*Work required*
In the records below, find each line with the word "grid" and copy it.

*Exercise data*
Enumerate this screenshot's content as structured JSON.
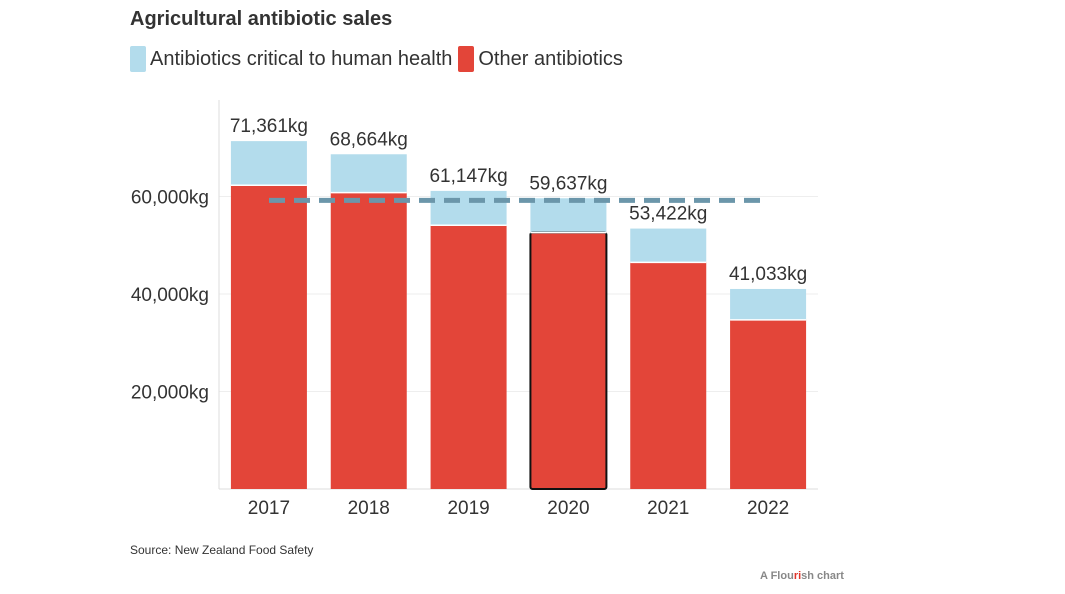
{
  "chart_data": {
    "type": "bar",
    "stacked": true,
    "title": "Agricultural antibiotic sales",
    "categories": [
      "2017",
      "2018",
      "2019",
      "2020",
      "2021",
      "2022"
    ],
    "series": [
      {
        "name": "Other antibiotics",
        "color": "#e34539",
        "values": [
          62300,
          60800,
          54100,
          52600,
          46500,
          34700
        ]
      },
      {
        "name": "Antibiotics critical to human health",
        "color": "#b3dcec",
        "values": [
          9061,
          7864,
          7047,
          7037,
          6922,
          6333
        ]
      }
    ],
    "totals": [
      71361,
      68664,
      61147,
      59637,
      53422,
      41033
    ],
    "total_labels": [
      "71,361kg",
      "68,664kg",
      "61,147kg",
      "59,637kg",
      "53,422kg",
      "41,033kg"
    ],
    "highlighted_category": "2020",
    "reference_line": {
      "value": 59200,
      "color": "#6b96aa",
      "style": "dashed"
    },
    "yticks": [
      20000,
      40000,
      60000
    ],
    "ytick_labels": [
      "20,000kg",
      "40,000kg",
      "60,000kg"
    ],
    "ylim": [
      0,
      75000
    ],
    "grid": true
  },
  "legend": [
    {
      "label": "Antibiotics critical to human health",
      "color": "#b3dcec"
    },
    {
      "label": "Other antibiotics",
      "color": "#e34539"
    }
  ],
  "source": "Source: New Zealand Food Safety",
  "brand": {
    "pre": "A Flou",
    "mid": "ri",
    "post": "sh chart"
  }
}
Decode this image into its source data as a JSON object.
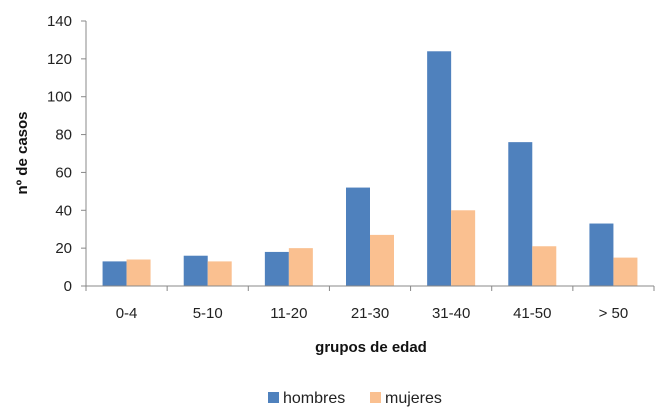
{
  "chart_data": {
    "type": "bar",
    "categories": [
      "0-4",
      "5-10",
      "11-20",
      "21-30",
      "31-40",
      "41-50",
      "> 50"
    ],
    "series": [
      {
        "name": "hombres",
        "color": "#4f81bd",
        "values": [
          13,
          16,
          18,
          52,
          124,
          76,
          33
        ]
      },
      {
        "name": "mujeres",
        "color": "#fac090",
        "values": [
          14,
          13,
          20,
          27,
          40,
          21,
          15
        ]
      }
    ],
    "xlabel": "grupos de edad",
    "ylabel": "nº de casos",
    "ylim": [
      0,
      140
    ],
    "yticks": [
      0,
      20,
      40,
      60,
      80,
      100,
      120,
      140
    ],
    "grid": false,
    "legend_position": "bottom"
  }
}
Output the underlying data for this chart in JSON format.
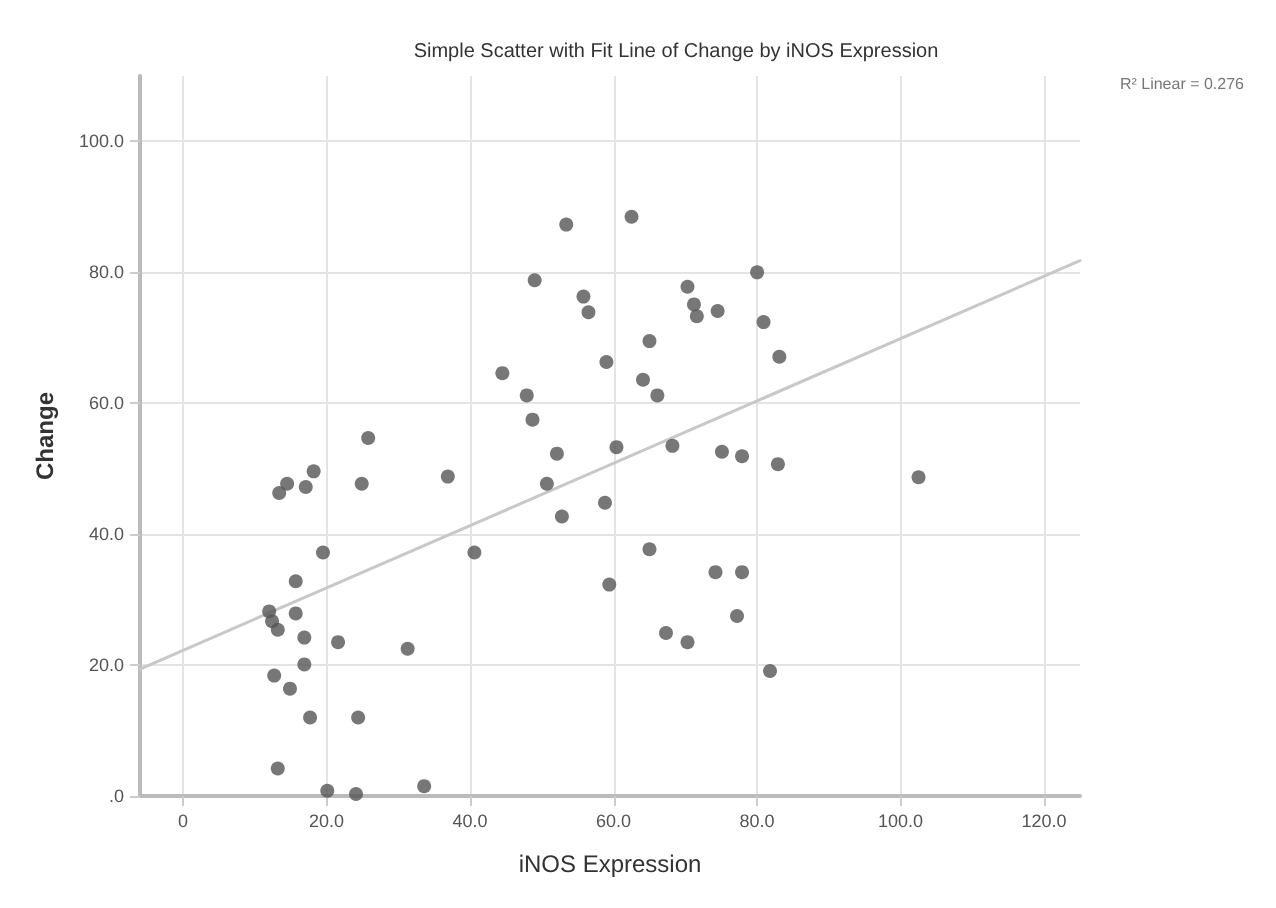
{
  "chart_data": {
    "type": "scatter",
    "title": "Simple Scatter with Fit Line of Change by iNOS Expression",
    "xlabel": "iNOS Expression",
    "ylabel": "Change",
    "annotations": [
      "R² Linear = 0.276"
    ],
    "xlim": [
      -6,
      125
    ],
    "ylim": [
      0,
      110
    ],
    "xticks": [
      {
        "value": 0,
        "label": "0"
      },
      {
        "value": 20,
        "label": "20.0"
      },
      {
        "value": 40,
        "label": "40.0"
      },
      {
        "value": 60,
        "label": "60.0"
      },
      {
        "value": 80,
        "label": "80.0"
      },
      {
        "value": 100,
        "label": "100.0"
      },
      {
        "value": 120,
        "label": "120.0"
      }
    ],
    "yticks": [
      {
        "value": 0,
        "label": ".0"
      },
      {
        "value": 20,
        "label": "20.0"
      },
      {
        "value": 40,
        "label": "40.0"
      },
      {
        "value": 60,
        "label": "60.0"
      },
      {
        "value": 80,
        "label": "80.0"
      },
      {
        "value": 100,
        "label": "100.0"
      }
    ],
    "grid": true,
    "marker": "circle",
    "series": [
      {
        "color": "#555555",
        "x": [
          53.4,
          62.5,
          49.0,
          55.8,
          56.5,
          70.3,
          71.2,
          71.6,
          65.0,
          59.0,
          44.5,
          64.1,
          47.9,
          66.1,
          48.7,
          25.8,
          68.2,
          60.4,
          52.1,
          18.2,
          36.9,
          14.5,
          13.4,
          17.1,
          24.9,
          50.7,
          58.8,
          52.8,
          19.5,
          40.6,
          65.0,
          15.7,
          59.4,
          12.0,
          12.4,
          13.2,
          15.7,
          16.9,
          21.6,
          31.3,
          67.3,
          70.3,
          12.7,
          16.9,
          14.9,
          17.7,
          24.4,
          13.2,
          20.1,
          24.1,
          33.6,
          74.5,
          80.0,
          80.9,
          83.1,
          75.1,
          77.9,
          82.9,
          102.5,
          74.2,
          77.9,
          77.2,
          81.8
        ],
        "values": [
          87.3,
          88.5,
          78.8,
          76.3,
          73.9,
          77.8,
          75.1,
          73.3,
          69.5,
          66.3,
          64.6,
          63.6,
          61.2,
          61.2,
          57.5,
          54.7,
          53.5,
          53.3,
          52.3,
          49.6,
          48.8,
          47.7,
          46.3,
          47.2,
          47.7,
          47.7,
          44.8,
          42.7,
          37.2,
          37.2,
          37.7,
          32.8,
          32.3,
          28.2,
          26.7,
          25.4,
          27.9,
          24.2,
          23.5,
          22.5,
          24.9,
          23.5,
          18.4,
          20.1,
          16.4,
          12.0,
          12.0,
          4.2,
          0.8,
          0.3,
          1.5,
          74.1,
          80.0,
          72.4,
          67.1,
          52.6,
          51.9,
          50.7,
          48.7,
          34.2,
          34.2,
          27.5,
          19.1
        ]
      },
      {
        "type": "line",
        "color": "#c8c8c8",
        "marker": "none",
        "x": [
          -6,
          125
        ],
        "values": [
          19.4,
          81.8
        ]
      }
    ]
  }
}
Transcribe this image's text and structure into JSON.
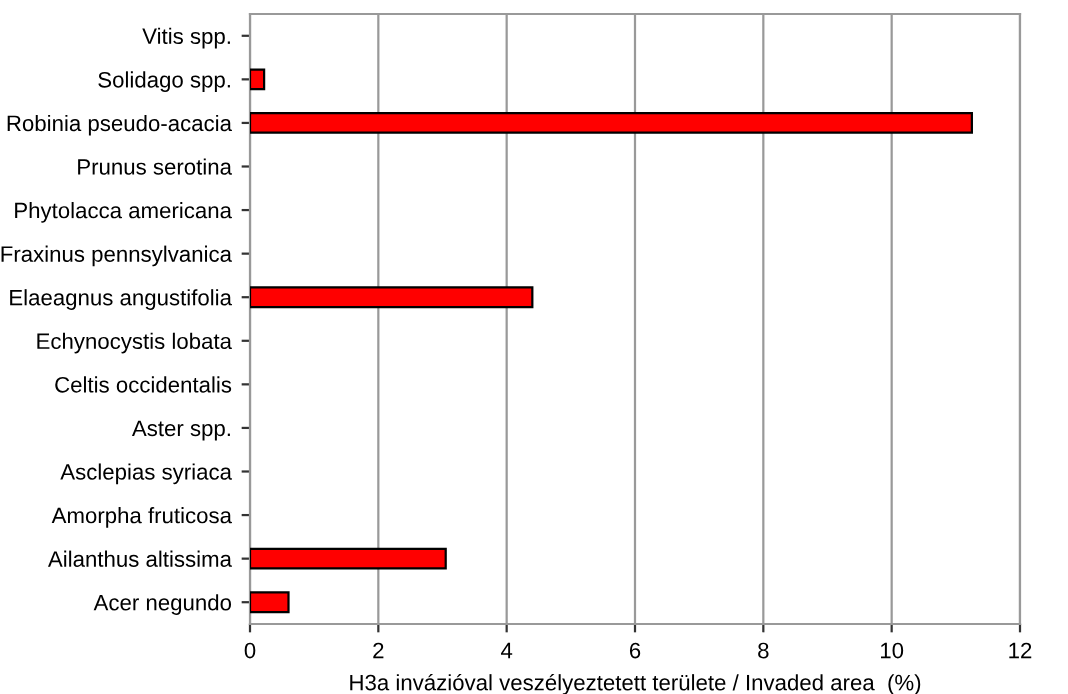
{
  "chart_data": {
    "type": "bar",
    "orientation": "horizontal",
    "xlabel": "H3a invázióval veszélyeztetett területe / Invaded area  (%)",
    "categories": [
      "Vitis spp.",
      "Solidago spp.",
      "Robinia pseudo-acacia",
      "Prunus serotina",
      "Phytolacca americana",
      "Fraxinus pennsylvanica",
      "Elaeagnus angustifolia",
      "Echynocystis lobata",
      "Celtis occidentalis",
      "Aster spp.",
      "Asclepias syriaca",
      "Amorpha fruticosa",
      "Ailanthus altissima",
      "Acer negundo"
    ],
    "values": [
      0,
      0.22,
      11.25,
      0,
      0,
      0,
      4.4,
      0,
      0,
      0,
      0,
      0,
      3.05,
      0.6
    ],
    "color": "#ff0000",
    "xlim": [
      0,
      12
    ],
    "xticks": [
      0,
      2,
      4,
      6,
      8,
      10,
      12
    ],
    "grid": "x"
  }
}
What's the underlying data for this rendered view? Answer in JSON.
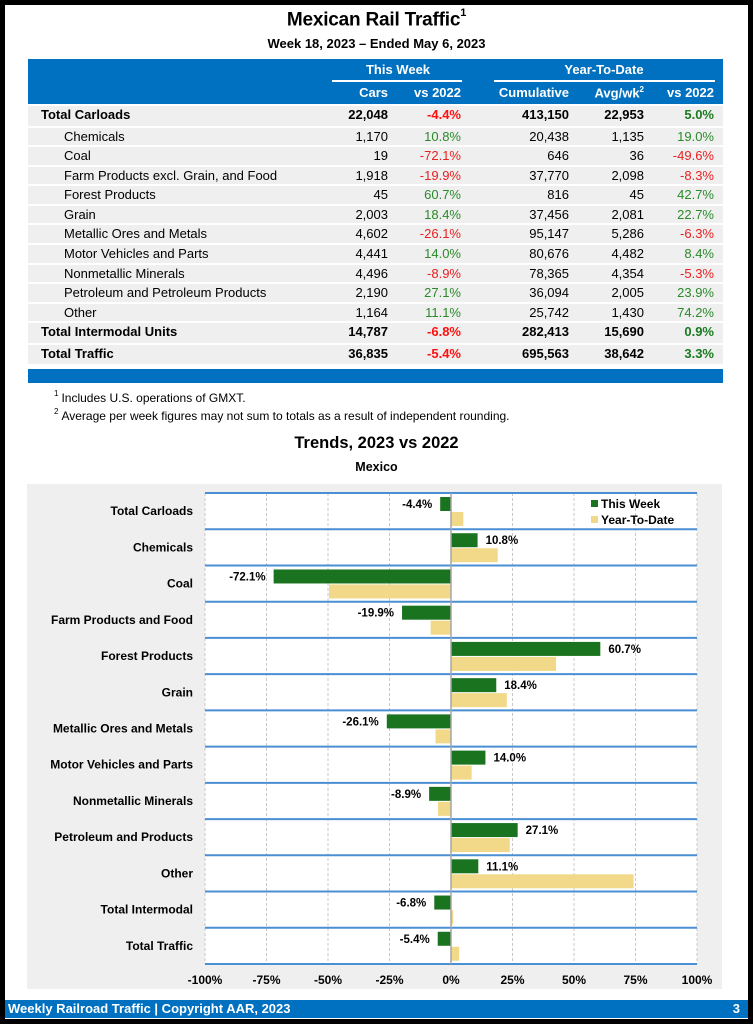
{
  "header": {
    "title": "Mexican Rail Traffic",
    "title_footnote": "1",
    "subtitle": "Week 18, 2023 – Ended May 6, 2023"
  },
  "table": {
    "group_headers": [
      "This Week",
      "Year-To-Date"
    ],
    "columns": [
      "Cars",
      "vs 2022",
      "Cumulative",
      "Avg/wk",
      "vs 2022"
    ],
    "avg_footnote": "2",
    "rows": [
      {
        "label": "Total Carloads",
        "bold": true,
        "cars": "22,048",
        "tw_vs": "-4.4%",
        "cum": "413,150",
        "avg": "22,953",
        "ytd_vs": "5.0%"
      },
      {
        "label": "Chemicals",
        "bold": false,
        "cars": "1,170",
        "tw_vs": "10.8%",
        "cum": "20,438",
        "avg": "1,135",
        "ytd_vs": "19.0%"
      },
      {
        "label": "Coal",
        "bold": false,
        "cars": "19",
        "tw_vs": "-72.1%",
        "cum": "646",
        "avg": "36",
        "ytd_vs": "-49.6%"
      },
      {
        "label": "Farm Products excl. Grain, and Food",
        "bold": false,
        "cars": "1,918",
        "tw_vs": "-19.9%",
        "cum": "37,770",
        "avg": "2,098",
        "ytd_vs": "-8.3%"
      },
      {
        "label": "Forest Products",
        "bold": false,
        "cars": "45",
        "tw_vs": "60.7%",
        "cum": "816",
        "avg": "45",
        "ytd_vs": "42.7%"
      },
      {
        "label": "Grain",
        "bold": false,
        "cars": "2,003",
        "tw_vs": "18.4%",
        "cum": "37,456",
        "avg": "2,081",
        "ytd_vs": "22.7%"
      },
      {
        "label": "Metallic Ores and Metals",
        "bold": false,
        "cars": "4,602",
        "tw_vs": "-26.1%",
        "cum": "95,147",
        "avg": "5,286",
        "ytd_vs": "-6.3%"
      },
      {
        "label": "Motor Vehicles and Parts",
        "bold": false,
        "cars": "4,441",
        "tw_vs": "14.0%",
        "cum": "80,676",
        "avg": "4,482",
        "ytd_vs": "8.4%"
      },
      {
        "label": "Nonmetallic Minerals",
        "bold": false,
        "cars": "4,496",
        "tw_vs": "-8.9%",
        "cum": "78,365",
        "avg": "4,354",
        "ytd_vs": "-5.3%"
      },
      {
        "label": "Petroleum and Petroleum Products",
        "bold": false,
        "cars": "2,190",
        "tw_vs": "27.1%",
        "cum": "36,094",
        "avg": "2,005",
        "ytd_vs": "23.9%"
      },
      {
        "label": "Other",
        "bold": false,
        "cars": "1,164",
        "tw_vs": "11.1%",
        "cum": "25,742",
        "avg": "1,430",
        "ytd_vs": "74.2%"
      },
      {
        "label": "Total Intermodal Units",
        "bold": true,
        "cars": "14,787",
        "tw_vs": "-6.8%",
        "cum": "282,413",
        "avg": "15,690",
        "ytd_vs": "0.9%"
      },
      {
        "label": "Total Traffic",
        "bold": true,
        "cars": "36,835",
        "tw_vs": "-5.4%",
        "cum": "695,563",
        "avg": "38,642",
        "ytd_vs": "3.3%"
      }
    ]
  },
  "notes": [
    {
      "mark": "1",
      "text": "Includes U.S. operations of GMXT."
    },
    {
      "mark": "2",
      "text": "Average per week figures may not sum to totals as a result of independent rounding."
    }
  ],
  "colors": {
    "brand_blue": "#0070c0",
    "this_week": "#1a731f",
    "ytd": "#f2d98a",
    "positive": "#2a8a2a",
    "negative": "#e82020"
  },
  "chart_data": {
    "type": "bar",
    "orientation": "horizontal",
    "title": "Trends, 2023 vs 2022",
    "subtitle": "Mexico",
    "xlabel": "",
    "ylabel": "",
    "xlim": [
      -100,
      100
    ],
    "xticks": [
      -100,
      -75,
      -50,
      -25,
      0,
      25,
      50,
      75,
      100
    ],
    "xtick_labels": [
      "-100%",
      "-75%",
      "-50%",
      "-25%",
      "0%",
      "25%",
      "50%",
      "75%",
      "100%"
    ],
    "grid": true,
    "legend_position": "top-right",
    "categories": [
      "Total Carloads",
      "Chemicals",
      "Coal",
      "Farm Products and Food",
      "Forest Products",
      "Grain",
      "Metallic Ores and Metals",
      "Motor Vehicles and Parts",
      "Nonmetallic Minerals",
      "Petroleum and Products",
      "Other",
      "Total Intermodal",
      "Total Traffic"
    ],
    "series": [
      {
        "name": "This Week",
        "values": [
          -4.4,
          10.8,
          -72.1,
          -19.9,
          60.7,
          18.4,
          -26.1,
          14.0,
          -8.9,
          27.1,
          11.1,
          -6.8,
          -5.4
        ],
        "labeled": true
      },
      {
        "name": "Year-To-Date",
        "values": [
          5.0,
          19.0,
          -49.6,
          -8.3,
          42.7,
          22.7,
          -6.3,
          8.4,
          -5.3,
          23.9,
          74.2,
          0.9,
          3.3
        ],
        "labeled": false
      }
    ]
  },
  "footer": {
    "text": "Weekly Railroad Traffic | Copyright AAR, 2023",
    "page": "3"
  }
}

*Solution to this exercise*
    "grid": true
    "grid": false,
    "grid": true,
    "grid": "x"
    "grid": true,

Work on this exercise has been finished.